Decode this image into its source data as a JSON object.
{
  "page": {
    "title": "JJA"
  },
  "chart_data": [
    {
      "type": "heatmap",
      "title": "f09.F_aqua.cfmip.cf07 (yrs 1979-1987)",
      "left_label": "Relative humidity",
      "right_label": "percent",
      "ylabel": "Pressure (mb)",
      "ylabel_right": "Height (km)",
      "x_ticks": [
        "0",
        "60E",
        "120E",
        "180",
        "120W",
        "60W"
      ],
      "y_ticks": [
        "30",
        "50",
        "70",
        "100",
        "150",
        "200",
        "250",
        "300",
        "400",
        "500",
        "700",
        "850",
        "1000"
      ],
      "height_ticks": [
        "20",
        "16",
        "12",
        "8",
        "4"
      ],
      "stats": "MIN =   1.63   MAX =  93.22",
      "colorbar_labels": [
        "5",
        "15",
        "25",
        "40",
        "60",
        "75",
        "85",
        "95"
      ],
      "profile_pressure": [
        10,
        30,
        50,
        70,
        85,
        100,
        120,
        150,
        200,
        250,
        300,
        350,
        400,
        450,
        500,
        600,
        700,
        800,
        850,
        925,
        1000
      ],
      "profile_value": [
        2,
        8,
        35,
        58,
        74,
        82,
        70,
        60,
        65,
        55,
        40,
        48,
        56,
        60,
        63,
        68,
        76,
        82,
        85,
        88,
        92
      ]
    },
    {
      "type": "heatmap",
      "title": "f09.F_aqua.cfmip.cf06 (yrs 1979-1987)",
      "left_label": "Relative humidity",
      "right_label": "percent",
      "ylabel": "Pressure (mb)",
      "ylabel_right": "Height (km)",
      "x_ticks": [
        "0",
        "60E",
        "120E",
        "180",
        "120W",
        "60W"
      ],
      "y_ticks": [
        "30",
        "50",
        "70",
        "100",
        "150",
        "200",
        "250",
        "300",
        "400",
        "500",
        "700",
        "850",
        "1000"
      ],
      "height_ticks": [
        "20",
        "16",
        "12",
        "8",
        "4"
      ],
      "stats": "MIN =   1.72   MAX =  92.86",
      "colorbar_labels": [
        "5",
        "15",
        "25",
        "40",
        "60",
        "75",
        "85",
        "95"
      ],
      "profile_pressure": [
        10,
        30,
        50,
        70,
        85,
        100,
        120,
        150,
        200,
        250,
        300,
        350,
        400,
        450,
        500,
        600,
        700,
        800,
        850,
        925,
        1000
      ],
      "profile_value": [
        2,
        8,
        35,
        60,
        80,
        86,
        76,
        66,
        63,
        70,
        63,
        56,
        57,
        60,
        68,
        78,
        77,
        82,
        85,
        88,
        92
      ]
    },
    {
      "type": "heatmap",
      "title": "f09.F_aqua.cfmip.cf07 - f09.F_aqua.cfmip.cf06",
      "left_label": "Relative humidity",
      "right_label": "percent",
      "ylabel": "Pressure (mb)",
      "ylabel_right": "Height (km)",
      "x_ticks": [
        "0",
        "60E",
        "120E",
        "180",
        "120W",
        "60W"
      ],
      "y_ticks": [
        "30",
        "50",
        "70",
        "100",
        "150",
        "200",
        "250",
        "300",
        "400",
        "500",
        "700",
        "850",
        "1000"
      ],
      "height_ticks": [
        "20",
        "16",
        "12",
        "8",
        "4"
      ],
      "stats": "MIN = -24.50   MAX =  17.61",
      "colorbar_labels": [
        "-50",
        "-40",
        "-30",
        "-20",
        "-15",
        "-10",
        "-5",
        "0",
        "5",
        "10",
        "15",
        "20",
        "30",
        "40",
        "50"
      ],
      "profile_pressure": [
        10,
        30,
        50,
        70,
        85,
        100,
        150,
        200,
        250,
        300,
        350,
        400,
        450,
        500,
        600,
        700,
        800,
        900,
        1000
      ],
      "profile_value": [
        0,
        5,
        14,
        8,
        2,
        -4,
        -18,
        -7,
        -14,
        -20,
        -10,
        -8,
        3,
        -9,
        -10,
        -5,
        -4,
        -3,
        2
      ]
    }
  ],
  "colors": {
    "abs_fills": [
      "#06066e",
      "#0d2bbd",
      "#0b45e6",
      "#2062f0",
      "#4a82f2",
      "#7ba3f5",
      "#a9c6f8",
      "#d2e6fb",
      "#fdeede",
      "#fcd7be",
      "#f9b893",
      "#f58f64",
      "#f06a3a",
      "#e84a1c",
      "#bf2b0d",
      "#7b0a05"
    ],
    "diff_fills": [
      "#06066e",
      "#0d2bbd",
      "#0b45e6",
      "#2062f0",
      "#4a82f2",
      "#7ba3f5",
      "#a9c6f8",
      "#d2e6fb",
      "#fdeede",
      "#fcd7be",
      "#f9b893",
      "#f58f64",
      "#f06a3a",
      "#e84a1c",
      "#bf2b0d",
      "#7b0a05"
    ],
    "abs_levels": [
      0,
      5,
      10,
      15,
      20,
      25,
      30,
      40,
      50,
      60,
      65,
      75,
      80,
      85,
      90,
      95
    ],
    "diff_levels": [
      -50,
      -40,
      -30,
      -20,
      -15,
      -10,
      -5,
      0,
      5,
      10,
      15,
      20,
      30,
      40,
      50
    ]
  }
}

======

▶ **The task**
Copy all of the material word for word.

▶ **Task result**
Decode this image into its source data as a JSON object.
{
  "page": {
    "title": "JJA"
  },
  "chart_data": [
    {
      "type": "heatmap",
      "title": "f09.F_aqua.cfmip.cf07 (yrs 1979-1987)",
      "left_label": "Relative humidity",
      "right_label": "percent",
      "ylabel": "Pressure (mb)",
      "ylabel_right": "Height (km)",
      "x_ticks": [
        "0",
        "60E",
        "120E",
        "180",
        "120W",
        "60W"
      ],
      "y_ticks": [
        "30",
        "50",
        "70",
        "100",
        "150",
        "200",
        "250",
        "300",
        "400",
        "500",
        "700",
        "850",
        "1000"
      ],
      "height_ticks": [
        "20",
        "16",
        "12",
        "8",
        "4"
      ],
      "stats": "MIN =   1.63   MAX =  93.22",
      "colorbar_labels": [
        "5",
        "15",
        "25",
        "40",
        "60",
        "75",
        "85",
        "95"
      ],
      "profile_pressure": [
        10,
        30,
        50,
        70,
        85,
        100,
        120,
        150,
        200,
        250,
        300,
        350,
        400,
        450,
        500,
        600,
        700,
        800,
        850,
        925,
        1000
      ],
      "profile_value": [
        2,
        8,
        35,
        58,
        74,
        82,
        70,
        60,
        65,
        55,
        40,
        48,
        56,
        60,
        63,
        68,
        76,
        82,
        85,
        88,
        92
      ]
    },
    {
      "type": "heatmap",
      "title": "f09.F_aqua.cfmip.cf06 (yrs 1979-1987)",
      "left_label": "Relative humidity",
      "right_label": "percent",
      "ylabel": "Pressure (mb)",
      "ylabel_right": "Height (km)",
      "x_ticks": [
        "0",
        "60E",
        "120E",
        "180",
        "120W",
        "60W"
      ],
      "y_ticks": [
        "30",
        "50",
        "70",
        "100",
        "150",
        "200",
        "250",
        "300",
        "400",
        "500",
        "700",
        "850",
        "1000"
      ],
      "height_ticks": [
        "20",
        "16",
        "12",
        "8",
        "4"
      ],
      "stats": "MIN =   1.72   MAX =  92.86",
      "colorbar_labels": [
        "5",
        "15",
        "25",
        "40",
        "60",
        "75",
        "85",
        "95"
      ],
      "profile_pressure": [
        10,
        30,
        50,
        70,
        85,
        100,
        120,
        150,
        200,
        250,
        300,
        350,
        400,
        450,
        500,
        600,
        700,
        800,
        850,
        925,
        1000
      ],
      "profile_value": [
        2,
        8,
        35,
        60,
        80,
        86,
        76,
        66,
        63,
        70,
        63,
        56,
        57,
        60,
        68,
        78,
        77,
        82,
        85,
        88,
        92
      ]
    },
    {
      "type": "heatmap",
      "title": "f09.F_aqua.cfmip.cf07 - f09.F_aqua.cfmip.cf06",
      "left_label": "Relative humidity",
      "right_label": "percent",
      "ylabel": "Pressure (mb)",
      "ylabel_right": "Height (km)",
      "x_ticks": [
        "0",
        "60E",
        "120E",
        "180",
        "120W",
        "60W"
      ],
      "y_ticks": [
        "30",
        "50",
        "70",
        "100",
        "150",
        "200",
        "250",
        "300",
        "400",
        "500",
        "700",
        "850",
        "1000"
      ],
      "height_ticks": [
        "20",
        "16",
        "12",
        "8",
        "4"
      ],
      "stats": "MIN = -24.50   MAX =  17.61",
      "colorbar_labels": [
        "-50",
        "-40",
        "-30",
        "-20",
        "-15",
        "-10",
        "-5",
        "0",
        "5",
        "10",
        "15",
        "20",
        "30",
        "40",
        "50"
      ],
      "profile_pressure": [
        10,
        30,
        50,
        70,
        85,
        100,
        150,
        200,
        250,
        300,
        350,
        400,
        450,
        500,
        600,
        700,
        800,
        900,
        1000
      ],
      "profile_value": [
        0,
        5,
        14,
        8,
        2,
        -4,
        -18,
        -7,
        -14,
        -20,
        -10,
        -8,
        3,
        -9,
        -10,
        -5,
        -4,
        -3,
        2
      ]
    }
  ],
  "colors": {
    "abs_fills": [
      "#06066e",
      "#0d2bbd",
      "#0b45e6",
      "#2062f0",
      "#4a82f2",
      "#7ba3f5",
      "#a9c6f8",
      "#d2e6fb",
      "#fdeede",
      "#fcd7be",
      "#f9b893",
      "#f58f64",
      "#f06a3a",
      "#e84a1c",
      "#bf2b0d",
      "#7b0a05"
    ],
    "diff_fills": [
      "#06066e",
      "#0d2bbd",
      "#0b45e6",
      "#2062f0",
      "#4a82f2",
      "#7ba3f5",
      "#a9c6f8",
      "#d2e6fb",
      "#fdeede",
      "#fcd7be",
      "#f9b893",
      "#f58f64",
      "#f06a3a",
      "#e84a1c",
      "#bf2b0d",
      "#7b0a05"
    ],
    "abs_levels": [
      0,
      5,
      10,
      15,
      20,
      25,
      30,
      40,
      50,
      60,
      65,
      75,
      80,
      85,
      90,
      95
    ],
    "diff_levels": [
      -50,
      -40,
      -30,
      -20,
      -15,
      -10,
      -5,
      0,
      5,
      10,
      15,
      20,
      30,
      40,
      50
    ]
  }
}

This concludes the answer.